- [Exercise description] Quote all of the entries word for word.

+++ Extracted data

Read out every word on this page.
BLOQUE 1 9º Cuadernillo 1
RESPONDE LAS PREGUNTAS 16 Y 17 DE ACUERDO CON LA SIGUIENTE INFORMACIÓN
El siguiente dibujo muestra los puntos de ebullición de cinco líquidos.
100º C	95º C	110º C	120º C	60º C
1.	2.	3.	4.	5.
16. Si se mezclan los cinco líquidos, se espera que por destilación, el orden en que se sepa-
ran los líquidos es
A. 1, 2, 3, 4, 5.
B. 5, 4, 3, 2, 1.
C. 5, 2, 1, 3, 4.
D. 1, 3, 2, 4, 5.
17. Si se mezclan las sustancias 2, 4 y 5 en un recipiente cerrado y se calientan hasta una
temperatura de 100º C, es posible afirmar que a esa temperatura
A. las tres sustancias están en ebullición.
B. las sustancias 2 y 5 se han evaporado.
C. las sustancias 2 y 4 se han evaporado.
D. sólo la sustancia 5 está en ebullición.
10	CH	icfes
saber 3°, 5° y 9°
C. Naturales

++++++

- [Reply to the exercise]
Read out every word on this page.
BLOQUE 1 9º Cuadernillo 1
RESPONDE LAS PREGUNTAS 16 Y 17 DE ACUERDO CON LA SIGUIENTE INFORMACIÓN
El siguiente dibujo muestra los puntos de ebullición de cinco líquidos.
100º C	95º C	110º C	120º C	60º C
1.	2.	3.	4.	5.
16. Si se mezclan los cinco líquidos, se espera que por destilación, el orden en que se sepa-
ran los líquidos es
A. 1, 2, 3, 4, 5.
B. 5, 4, 3, 2, 1.
C. 5, 2, 1, 3, 4.
D. 1, 3, 2, 4, 5.
17. Si se mezclan las sustancias 2, 4 y 5 en un recipiente cerrado y se calientan hasta una
temperatura de 100º C, es posible afirmar que a esa temperatura
A. las tres sustancias están en ebullición.
B. las sustancias 2 y 5 se han evaporado.
C. las sustancias 2 y 4 se han evaporado.
D. sólo la sustancia 5 está en ebullición.
10	CH	icfes
saber 3°, 5° y 9°
C. Naturales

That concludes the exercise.